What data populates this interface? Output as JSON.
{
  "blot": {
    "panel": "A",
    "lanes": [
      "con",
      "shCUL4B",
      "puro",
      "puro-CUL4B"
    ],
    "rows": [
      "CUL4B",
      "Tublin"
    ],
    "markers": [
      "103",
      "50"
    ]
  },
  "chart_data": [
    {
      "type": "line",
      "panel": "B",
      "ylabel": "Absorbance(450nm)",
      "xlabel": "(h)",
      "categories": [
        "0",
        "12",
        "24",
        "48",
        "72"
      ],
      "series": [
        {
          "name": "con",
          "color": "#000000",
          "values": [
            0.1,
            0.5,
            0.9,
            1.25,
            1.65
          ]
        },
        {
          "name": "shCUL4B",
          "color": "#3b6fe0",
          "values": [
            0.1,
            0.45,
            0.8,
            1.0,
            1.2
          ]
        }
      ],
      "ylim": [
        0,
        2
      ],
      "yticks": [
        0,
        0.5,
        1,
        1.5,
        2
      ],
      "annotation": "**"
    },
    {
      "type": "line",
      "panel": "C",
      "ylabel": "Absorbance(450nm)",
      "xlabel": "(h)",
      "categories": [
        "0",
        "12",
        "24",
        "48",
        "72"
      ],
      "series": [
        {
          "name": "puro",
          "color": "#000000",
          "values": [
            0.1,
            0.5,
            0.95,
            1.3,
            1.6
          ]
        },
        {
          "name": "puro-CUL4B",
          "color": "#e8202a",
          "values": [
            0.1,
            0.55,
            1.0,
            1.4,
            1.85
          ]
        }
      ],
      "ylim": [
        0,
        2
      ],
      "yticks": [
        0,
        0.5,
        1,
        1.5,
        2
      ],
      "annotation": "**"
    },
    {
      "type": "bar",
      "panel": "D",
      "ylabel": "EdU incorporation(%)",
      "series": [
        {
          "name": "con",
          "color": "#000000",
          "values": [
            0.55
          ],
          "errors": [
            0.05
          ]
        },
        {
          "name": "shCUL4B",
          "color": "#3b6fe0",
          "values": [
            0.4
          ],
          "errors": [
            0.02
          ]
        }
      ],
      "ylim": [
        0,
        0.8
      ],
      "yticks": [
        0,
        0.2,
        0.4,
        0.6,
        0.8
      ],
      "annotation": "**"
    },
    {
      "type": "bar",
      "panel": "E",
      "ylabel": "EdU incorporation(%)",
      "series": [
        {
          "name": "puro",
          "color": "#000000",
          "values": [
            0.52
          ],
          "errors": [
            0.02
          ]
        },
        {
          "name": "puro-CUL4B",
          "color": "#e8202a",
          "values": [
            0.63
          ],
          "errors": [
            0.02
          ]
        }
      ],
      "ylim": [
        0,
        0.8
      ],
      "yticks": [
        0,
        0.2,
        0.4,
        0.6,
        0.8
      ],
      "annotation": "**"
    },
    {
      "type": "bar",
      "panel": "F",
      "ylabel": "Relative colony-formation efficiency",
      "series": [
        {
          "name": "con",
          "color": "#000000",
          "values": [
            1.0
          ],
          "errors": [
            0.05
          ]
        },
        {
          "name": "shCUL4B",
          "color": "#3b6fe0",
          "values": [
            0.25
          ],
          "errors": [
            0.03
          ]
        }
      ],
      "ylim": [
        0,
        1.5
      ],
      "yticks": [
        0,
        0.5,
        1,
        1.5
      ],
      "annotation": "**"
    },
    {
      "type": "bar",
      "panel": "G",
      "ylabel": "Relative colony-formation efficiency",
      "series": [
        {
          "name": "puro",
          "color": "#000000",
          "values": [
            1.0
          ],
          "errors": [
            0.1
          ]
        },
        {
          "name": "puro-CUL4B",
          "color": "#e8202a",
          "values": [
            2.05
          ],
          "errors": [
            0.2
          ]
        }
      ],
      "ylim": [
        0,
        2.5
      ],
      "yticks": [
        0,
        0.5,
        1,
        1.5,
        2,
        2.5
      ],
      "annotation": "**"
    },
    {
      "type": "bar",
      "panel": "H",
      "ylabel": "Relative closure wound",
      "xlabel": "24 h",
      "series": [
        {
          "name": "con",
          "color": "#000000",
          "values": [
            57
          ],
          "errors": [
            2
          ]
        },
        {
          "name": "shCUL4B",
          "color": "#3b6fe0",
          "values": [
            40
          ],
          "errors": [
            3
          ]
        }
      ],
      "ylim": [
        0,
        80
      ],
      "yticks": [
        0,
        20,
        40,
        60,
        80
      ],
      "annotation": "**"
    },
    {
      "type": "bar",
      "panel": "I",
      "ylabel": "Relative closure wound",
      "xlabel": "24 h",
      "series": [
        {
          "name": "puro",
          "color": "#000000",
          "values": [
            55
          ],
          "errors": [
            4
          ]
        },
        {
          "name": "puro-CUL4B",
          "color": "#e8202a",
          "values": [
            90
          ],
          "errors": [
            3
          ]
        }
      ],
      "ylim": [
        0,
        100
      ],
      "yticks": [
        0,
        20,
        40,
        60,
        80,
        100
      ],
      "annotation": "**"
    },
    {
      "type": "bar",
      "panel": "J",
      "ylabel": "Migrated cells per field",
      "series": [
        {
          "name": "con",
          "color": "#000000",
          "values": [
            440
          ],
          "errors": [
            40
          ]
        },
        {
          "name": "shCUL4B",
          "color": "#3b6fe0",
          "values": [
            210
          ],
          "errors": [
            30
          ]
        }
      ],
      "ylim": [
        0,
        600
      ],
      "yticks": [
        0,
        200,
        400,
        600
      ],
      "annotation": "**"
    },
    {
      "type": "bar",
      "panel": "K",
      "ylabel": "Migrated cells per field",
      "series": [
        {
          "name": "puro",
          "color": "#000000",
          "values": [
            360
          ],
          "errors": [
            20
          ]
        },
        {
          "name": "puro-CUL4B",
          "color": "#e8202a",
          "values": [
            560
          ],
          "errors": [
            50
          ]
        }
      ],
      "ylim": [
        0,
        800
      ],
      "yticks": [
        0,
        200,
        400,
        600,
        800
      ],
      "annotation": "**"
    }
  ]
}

———

### [Exercise prompt]
Set down each record above without changing a single word.

### [Solved exercise]
What data populates this interface? Output as JSON.
{
  "blot": {
    "panel": "A",
    "lanes": [
      "con",
      "shCUL4B",
      "puro",
      "puro-CUL4B"
    ],
    "rows": [
      "CUL4B",
      "Tublin"
    ],
    "markers": [
      "103",
      "50"
    ]
  },
  "chart_data": [
    {
      "type": "line",
      "panel": "B",
      "ylabel": "Absorbance(450nm)",
      "xlabel": "(h)",
      "categories": [
        "0",
        "12",
        "24",
        "48",
        "72"
      ],
      "series": [
        {
          "name": "con",
          "color": "#000000",
          "values": [
            0.1,
            0.5,
            0.9,
            1.25,
            1.65
          ]
        },
        {
          "name": "shCUL4B",
          "color": "#3b6fe0",
          "values": [
            0.1,
            0.45,
            0.8,
            1.0,
            1.2
          ]
        }
      ],
      "ylim": [
        0,
        2
      ],
      "yticks": [
        0,
        0.5,
        1,
        1.5,
        2
      ],
      "annotation": "**"
    },
    {
      "type": "line",
      "panel": "C",
      "ylabel": "Absorbance(450nm)",
      "xlabel": "(h)",
      "categories": [
        "0",
        "12",
        "24",
        "48",
        "72"
      ],
      "series": [
        {
          "name": "puro",
          "color": "#000000",
          "values": [
            0.1,
            0.5,
            0.95,
            1.3,
            1.6
          ]
        },
        {
          "name": "puro-CUL4B",
          "color": "#e8202a",
          "values": [
            0.1,
            0.55,
            1.0,
            1.4,
            1.85
          ]
        }
      ],
      "ylim": [
        0,
        2
      ],
      "yticks": [
        0,
        0.5,
        1,
        1.5,
        2
      ],
      "annotation": "**"
    },
    {
      "type": "bar",
      "panel": "D",
      "ylabel": "EdU incorporation(%)",
      "series": [
        {
          "name": "con",
          "color": "#000000",
          "values": [
            0.55
          ],
          "errors": [
            0.05
          ]
        },
        {
          "name": "shCUL4B",
          "color": "#3b6fe0",
          "values": [
            0.4
          ],
          "errors": [
            0.02
          ]
        }
      ],
      "ylim": [
        0,
        0.8
      ],
      "yticks": [
        0,
        0.2,
        0.4,
        0.6,
        0.8
      ],
      "annotation": "**"
    },
    {
      "type": "bar",
      "panel": "E",
      "ylabel": "EdU incorporation(%)",
      "series": [
        {
          "name": "puro",
          "color": "#000000",
          "values": [
            0.52
          ],
          "errors": [
            0.02
          ]
        },
        {
          "name": "puro-CUL4B",
          "color": "#e8202a",
          "values": [
            0.63
          ],
          "errors": [
            0.02
          ]
        }
      ],
      "ylim": [
        0,
        0.8
      ],
      "yticks": [
        0,
        0.2,
        0.4,
        0.6,
        0.8
      ],
      "annotation": "**"
    },
    {
      "type": "bar",
      "panel": "F",
      "ylabel": "Relative colony-formation efficiency",
      "series": [
        {
          "name": "con",
          "color": "#000000",
          "values": [
            1.0
          ],
          "errors": [
            0.05
          ]
        },
        {
          "name": "shCUL4B",
          "color": "#3b6fe0",
          "values": [
            0.25
          ],
          "errors": [
            0.03
          ]
        }
      ],
      "ylim": [
        0,
        1.5
      ],
      "yticks": [
        0,
        0.5,
        1,
        1.5
      ],
      "annotation": "**"
    },
    {
      "type": "bar",
      "panel": "G",
      "ylabel": "Relative colony-formation efficiency",
      "series": [
        {
          "name": "puro",
          "color": "#000000",
          "values": [
            1.0
          ],
          "errors": [
            0.1
          ]
        },
        {
          "name": "puro-CUL4B",
          "color": "#e8202a",
          "values": [
            2.05
          ],
          "errors": [
            0.2
          ]
        }
      ],
      "ylim": [
        0,
        2.5
      ],
      "yticks": [
        0,
        0.5,
        1,
        1.5,
        2,
        2.5
      ],
      "annotation": "**"
    },
    {
      "type": "bar",
      "panel": "H",
      "ylabel": "Relative closure wound",
      "xlabel": "24 h",
      "series": [
        {
          "name": "con",
          "color": "#000000",
          "values": [
            57
          ],
          "errors": [
            2
          ]
        },
        {
          "name": "shCUL4B",
          "color": "#3b6fe0",
          "values": [
            40
          ],
          "errors": [
            3
          ]
        }
      ],
      "ylim": [
        0,
        80
      ],
      "yticks": [
        0,
        20,
        40,
        60,
        80
      ],
      "annotation": "**"
    },
    {
      "type": "bar",
      "panel": "I",
      "ylabel": "Relative closure wound",
      "xlabel": "24 h",
      "series": [
        {
          "name": "puro",
          "color": "#000000",
          "values": [
            55
          ],
          "errors": [
            4
          ]
        },
        {
          "name": "puro-CUL4B",
          "color": "#e8202a",
          "values": [
            90
          ],
          "errors": [
            3
          ]
        }
      ],
      "ylim": [
        0,
        100
      ],
      "yticks": [
        0,
        20,
        40,
        60,
        80,
        100
      ],
      "annotation": "**"
    },
    {
      "type": "bar",
      "panel": "J",
      "ylabel": "Migrated cells per field",
      "series": [
        {
          "name": "con",
          "color": "#000000",
          "values": [
            440
          ],
          "errors": [
            40
          ]
        },
        {
          "name": "shCUL4B",
          "color": "#3b6fe0",
          "values": [
            210
          ],
          "errors": [
            30
          ]
        }
      ],
      "ylim": [
        0,
        600
      ],
      "yticks": [
        0,
        200,
        400,
        600
      ],
      "annotation": "**"
    },
    {
      "type": "bar",
      "panel": "K",
      "ylabel": "Migrated cells per field",
      "series": [
        {
          "name": "puro",
          "color": "#000000",
          "values": [
            360
          ],
          "errors": [
            20
          ]
        },
        {
          "name": "puro-CUL4B",
          "color": "#e8202a",
          "values": [
            560
          ],
          "errors": [
            50
          ]
        }
      ],
      "ylim": [
        0,
        800
      ],
      "yticks": [
        0,
        200,
        400,
        600,
        800
      ],
      "annotation": "**"
    }
  ]
}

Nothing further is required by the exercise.